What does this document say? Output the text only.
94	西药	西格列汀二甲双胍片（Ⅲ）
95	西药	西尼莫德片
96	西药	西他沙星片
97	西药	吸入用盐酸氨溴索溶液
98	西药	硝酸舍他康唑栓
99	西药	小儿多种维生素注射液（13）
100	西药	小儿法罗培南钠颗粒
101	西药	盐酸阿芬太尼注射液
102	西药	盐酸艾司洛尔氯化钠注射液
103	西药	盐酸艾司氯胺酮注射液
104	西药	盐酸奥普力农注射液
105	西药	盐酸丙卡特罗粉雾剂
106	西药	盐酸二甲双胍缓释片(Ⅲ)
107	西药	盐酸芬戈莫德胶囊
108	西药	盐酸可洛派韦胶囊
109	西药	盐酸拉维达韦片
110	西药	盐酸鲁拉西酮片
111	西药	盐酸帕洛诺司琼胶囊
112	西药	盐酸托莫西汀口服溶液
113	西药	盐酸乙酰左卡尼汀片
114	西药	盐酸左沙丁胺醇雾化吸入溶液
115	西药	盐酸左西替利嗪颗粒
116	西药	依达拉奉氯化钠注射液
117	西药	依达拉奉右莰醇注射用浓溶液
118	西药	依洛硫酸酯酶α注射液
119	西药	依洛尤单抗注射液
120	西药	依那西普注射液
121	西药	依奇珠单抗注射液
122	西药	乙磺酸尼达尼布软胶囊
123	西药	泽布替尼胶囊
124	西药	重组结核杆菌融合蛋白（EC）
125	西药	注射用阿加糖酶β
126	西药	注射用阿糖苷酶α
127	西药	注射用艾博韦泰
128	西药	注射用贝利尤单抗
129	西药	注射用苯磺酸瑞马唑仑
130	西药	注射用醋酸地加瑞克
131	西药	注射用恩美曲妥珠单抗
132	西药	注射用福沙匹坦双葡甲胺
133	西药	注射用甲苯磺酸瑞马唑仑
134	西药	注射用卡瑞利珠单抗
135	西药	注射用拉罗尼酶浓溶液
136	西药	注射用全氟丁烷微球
══════════════════════════════
Please reproduce each record precisely as written.

■ Written answer:
What does this document say? Output the text only.
94	西药	西格列汀二甲双胍片（Ⅲ）
95	西药	西尼莫德片
96	西药	西他沙星片
97	西药	吸入用盐酸氨溴索溶液
98	西药	硝酸舍他康唑栓
99	西药	小儿多种维生素注射液（13）
100	西药	小儿法罗培南钠颗粒
101	西药	盐酸阿芬太尼注射液
102	西药	盐酸艾司洛尔氯化钠注射液
103	西药	盐酸艾司氯胺酮注射液
104	西药	盐酸奥普力农注射液
105	西药	盐酸丙卡特罗粉雾剂
106	西药	盐酸二甲双胍缓释片(Ⅲ)
107	西药	盐酸芬戈莫德胶囊
108	西药	盐酸可洛派韦胶囊
109	西药	盐酸拉维达韦片
110	西药	盐酸鲁拉西酮片
111	西药	盐酸帕洛诺司琼胶囊
112	西药	盐酸托莫西汀口服溶液
113	西药	盐酸乙酰左卡尼汀片
114	西药	盐酸左沙丁胺醇雾化吸入溶液
115	西药	盐酸左西替利嗪颗粒
116	西药	依达拉奉氯化钠注射液
117	西药	依达拉奉右莰醇注射用浓溶液
118	西药	依洛硫酸酯酶α注射液
119	西药	依洛尤单抗注射液
120	西药	依那西普注射液
121	西药	依奇珠单抗注射液
122	西药	乙磺酸尼达尼布软胶囊
123	西药	泽布替尼胶囊
124	西药	重组结核杆菌融合蛋白（EC）
125	西药	注射用阿加糖酶β
126	西药	注射用阿糖苷酶α
127	西药	注射用艾博韦泰
128	西药	注射用贝利尤单抗
129	西药	注射用苯磺酸瑞马唑仑
130	西药	注射用醋酸地加瑞克
131	西药	注射用恩美曲妥珠单抗
132	西药	注射用福沙匹坦双葡甲胺
133	西药	注射用甲苯磺酸瑞马唑仑
134	西药	注射用卡瑞利珠单抗
135	西药	注射用拉罗尼酶浓溶液
136	西药	注射用全氟丁烷微球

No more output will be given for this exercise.